* _Problem details_: Which lines of the records contain "subtitle"? Collect every one of them.

* _Stored data_:
********************

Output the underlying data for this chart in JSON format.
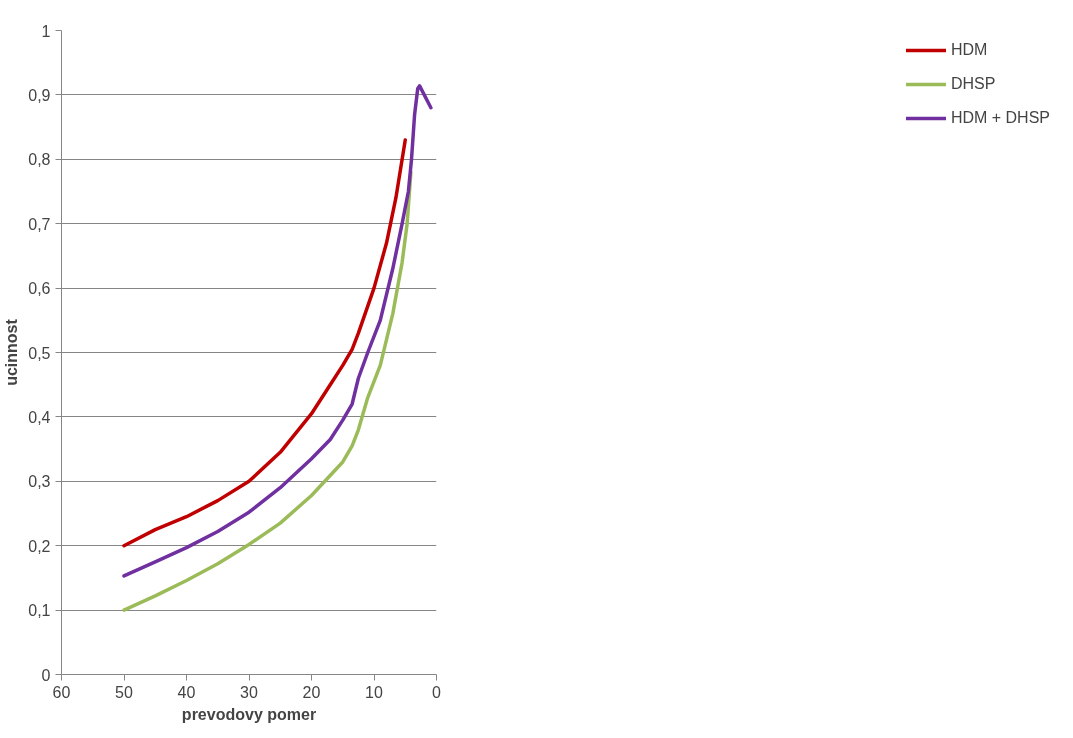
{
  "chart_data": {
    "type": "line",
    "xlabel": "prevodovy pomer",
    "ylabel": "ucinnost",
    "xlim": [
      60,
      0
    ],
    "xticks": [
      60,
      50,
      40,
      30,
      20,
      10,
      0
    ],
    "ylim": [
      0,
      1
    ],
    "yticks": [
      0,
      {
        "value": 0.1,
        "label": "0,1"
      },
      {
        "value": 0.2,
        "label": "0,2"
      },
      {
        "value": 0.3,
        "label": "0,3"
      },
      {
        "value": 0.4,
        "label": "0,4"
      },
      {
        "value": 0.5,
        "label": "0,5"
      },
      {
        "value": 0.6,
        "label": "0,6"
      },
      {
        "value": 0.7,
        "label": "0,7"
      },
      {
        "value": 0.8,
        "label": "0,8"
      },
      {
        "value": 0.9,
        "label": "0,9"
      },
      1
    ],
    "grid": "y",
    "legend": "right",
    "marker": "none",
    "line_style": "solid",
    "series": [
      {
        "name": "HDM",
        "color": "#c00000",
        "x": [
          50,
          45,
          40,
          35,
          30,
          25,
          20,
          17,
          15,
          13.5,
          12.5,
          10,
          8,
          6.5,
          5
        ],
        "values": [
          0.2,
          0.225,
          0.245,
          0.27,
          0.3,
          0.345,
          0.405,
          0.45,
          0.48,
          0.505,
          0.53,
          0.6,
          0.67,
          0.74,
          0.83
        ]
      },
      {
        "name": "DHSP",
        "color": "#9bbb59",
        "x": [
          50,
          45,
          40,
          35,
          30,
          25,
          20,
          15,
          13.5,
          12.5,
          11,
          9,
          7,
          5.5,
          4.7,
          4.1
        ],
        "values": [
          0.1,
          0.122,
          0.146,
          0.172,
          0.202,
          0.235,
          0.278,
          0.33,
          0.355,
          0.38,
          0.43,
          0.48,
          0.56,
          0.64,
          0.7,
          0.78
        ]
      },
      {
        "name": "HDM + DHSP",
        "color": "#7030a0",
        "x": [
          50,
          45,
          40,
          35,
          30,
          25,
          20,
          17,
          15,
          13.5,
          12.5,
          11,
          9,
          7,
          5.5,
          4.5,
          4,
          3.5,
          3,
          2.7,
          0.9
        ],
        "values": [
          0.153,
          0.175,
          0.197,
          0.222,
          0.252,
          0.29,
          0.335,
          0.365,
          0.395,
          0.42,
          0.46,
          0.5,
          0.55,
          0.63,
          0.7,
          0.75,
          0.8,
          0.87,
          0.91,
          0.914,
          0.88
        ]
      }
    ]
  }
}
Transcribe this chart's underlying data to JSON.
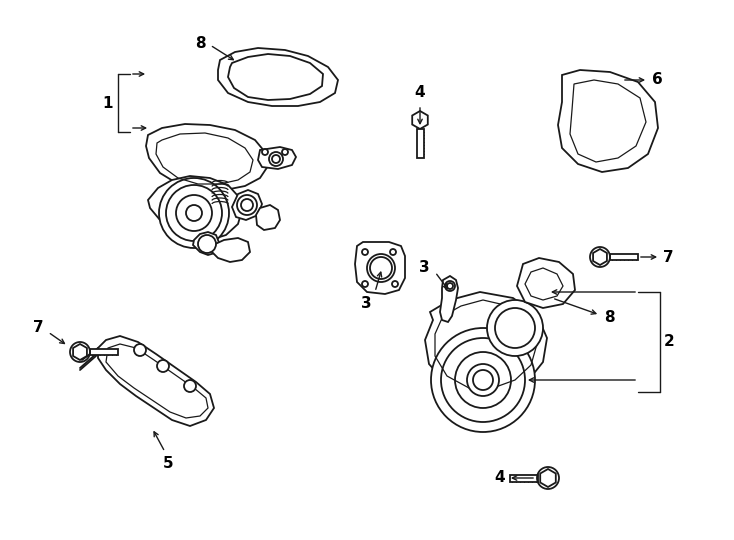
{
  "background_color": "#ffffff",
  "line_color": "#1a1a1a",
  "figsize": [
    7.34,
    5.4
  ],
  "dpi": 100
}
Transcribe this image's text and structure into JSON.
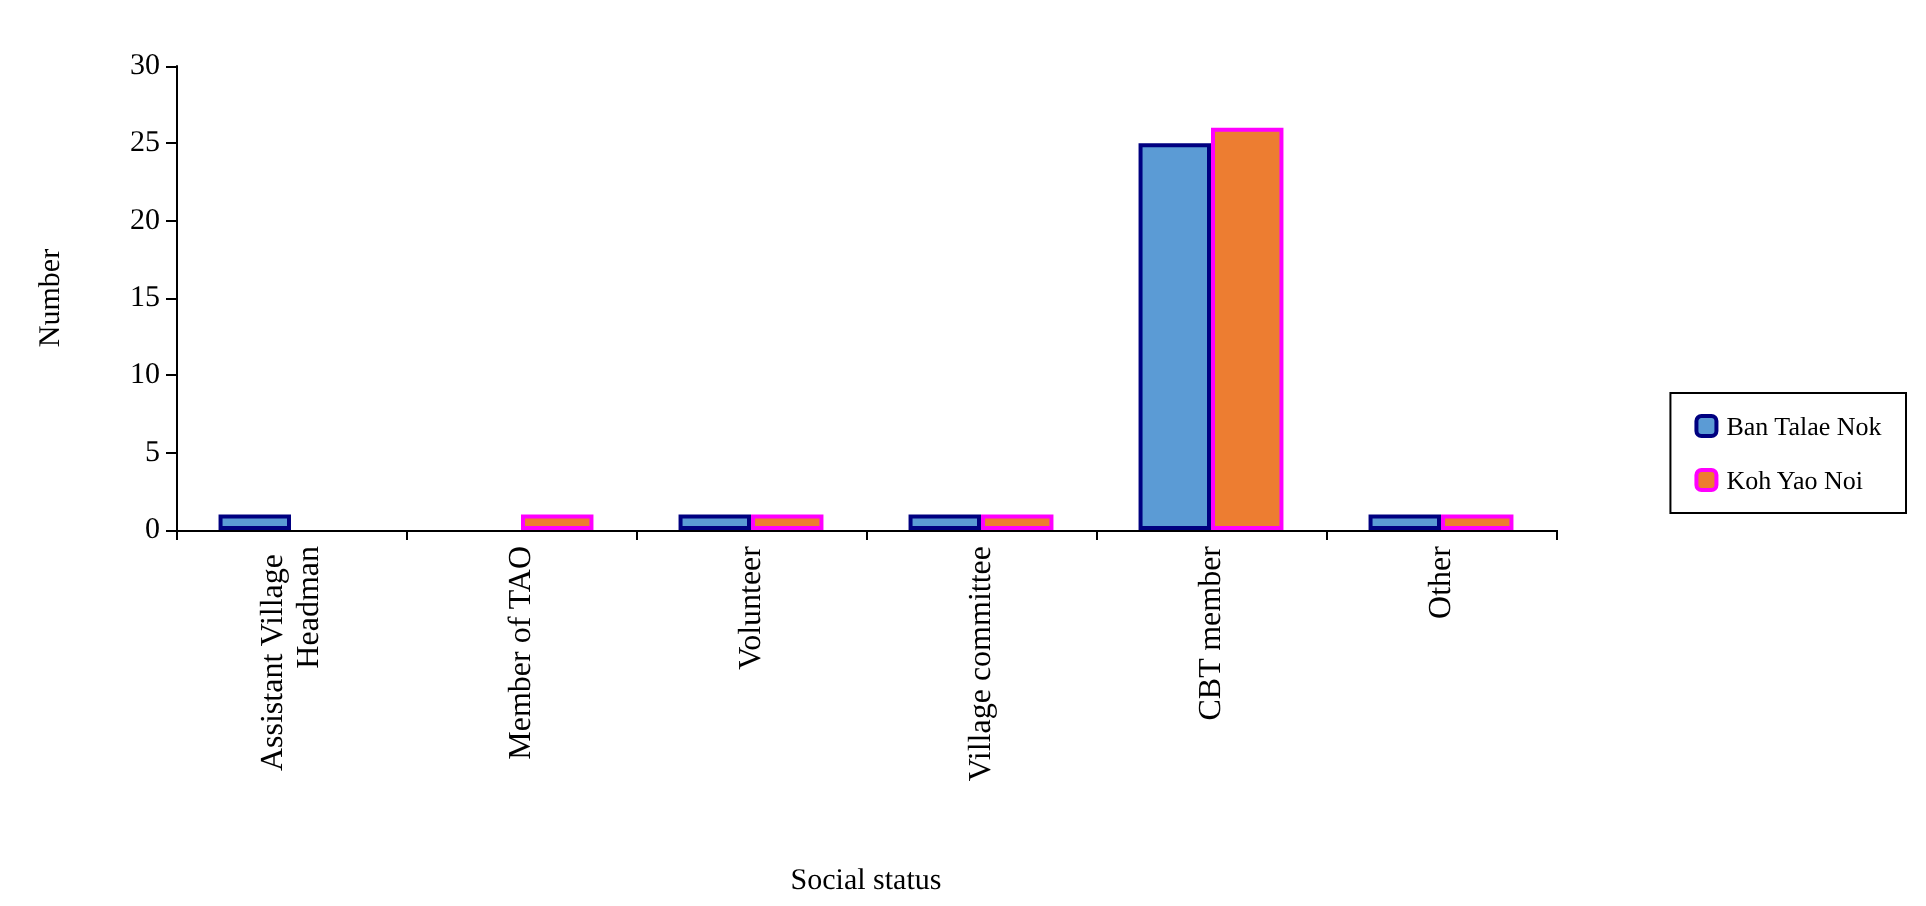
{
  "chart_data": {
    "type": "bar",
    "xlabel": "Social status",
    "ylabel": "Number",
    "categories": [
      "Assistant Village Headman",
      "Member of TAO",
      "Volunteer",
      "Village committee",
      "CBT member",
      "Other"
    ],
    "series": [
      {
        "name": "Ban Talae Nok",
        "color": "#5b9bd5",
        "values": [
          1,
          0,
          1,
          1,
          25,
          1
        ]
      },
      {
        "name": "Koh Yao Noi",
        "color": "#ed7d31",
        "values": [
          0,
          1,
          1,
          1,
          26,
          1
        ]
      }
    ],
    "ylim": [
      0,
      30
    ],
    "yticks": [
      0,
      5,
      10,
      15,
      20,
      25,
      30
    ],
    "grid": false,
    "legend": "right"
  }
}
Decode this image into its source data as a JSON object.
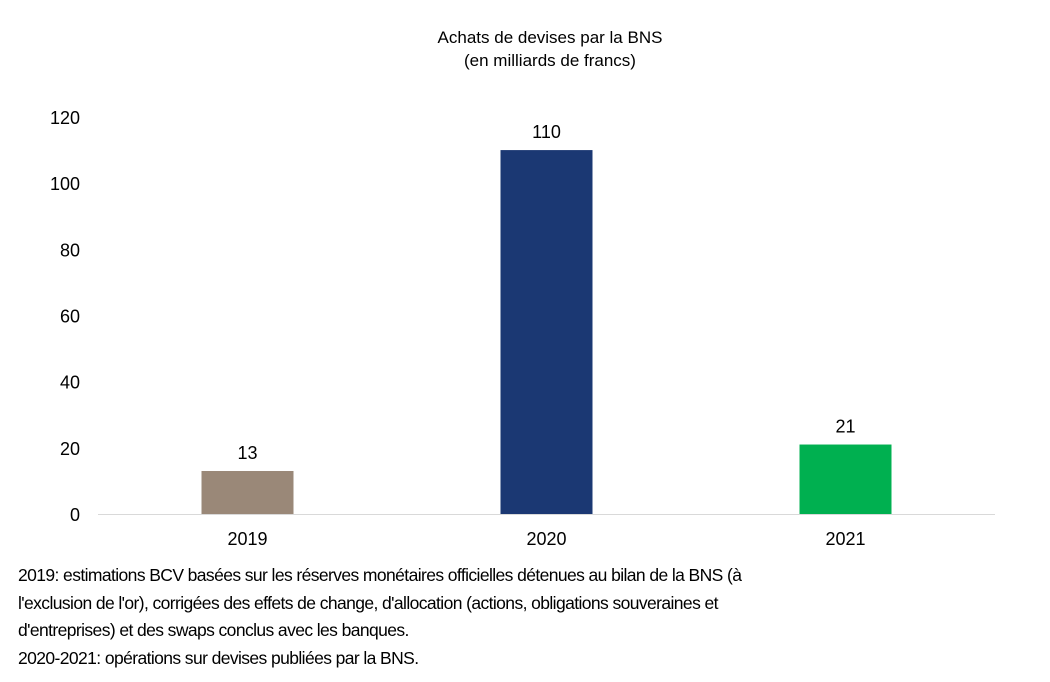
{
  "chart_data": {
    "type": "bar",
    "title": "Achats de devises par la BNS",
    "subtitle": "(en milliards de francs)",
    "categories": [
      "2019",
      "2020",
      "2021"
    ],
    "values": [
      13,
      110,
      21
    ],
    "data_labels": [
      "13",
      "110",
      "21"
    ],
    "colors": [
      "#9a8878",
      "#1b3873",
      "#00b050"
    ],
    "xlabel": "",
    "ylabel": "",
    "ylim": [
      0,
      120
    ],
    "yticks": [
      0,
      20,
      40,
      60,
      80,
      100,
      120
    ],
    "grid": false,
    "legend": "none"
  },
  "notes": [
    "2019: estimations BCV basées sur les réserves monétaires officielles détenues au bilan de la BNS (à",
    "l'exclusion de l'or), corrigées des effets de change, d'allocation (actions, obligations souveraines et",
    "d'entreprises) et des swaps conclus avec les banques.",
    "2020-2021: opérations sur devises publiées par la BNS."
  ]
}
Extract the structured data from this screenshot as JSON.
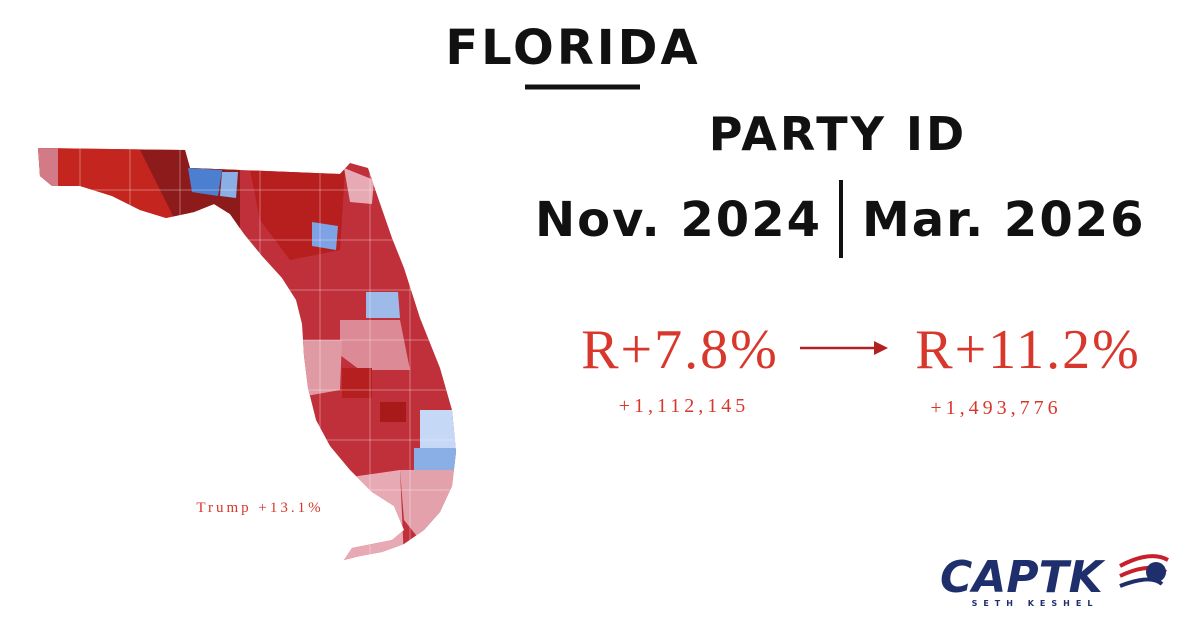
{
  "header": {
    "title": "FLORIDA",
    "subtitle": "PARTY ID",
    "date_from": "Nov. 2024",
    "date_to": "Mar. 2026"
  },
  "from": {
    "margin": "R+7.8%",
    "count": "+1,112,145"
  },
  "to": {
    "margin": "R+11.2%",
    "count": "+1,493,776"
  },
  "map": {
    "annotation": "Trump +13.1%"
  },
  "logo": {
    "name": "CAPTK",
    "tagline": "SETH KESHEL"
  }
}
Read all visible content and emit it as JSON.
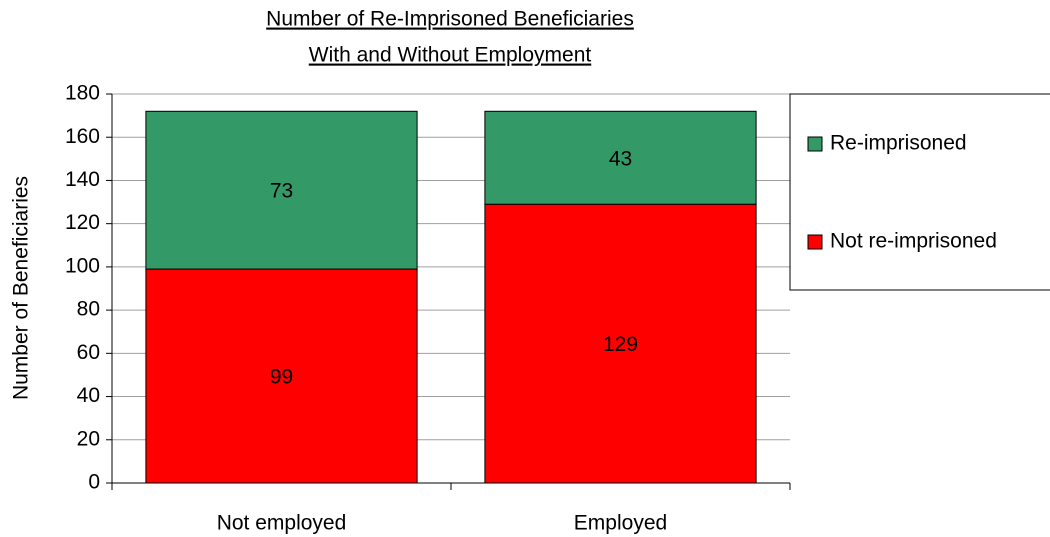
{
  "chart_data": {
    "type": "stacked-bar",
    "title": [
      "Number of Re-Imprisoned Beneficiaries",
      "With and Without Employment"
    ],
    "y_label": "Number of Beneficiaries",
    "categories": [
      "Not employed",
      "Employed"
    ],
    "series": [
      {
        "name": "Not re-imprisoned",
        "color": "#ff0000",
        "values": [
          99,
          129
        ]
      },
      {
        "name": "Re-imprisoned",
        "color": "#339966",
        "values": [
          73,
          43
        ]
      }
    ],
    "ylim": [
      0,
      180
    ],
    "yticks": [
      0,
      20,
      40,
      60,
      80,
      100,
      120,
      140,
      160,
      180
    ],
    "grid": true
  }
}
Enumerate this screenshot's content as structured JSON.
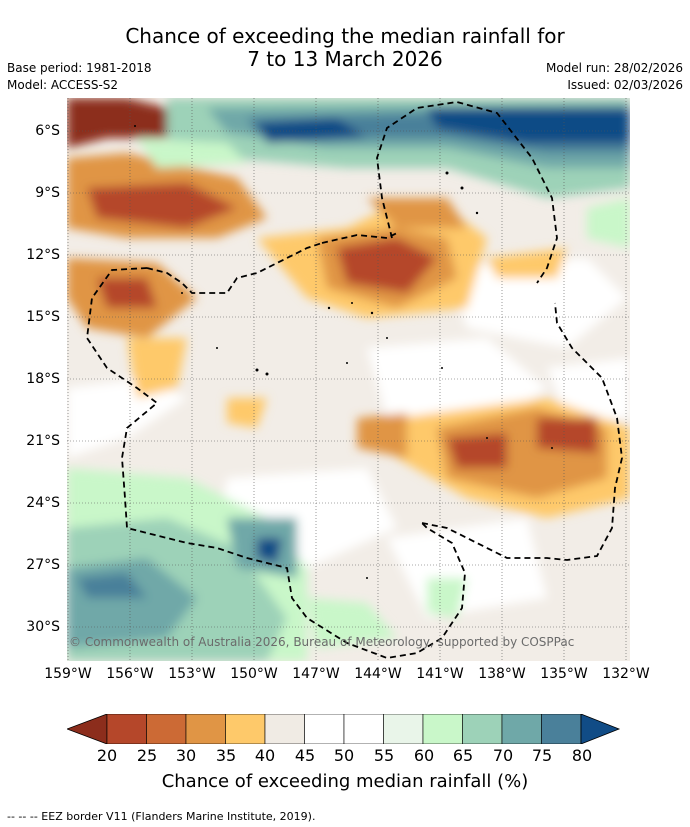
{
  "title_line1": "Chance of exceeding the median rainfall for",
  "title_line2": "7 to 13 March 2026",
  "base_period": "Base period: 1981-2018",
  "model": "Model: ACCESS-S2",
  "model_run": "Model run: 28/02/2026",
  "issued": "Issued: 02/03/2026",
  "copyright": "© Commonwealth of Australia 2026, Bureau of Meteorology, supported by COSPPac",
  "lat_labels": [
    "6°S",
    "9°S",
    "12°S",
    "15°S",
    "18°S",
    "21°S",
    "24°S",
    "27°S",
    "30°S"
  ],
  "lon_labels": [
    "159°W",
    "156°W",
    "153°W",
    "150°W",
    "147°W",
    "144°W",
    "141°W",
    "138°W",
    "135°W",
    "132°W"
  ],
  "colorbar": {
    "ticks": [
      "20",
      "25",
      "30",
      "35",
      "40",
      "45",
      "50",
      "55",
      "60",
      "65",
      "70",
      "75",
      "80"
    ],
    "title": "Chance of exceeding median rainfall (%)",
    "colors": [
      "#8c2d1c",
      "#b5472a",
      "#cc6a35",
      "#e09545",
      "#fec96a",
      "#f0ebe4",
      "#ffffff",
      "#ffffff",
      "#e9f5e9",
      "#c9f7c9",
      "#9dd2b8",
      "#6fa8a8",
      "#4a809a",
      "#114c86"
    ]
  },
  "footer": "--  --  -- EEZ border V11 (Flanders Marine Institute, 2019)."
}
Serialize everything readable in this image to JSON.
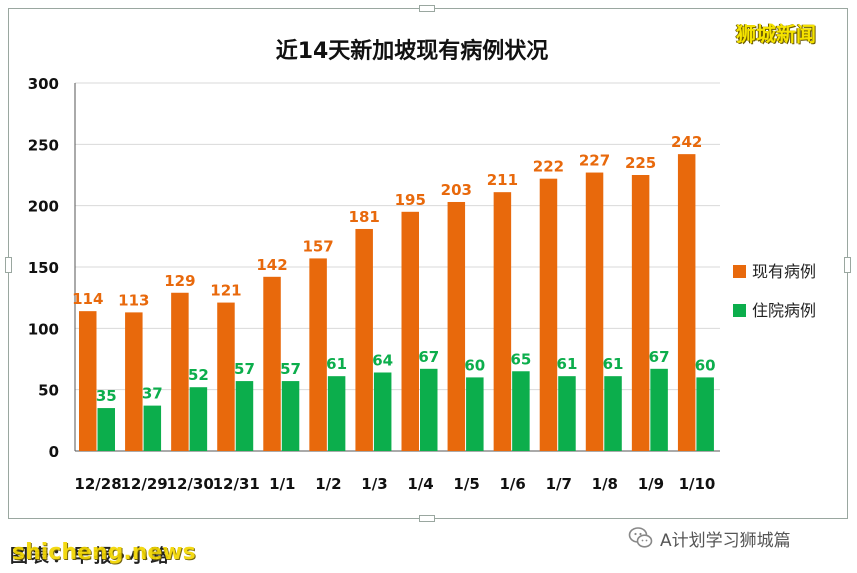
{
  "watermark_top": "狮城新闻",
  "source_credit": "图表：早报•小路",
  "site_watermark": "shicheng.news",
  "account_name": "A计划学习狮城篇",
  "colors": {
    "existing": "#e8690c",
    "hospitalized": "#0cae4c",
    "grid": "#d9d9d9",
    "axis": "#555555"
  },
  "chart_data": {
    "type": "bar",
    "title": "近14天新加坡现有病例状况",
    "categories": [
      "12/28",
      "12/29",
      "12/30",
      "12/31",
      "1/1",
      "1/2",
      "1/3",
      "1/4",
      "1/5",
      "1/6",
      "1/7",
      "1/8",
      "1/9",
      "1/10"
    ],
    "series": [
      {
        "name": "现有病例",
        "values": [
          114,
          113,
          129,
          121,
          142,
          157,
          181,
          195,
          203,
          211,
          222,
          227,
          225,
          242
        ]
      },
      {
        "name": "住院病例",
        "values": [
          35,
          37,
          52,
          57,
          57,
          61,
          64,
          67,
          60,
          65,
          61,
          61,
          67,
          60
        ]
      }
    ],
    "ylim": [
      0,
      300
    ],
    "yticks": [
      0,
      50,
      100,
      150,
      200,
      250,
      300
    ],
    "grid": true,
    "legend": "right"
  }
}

********************

* _Completed task_:
    "subtitle": "(en milliards de francs)",
    "subtitle": "PARTY ID",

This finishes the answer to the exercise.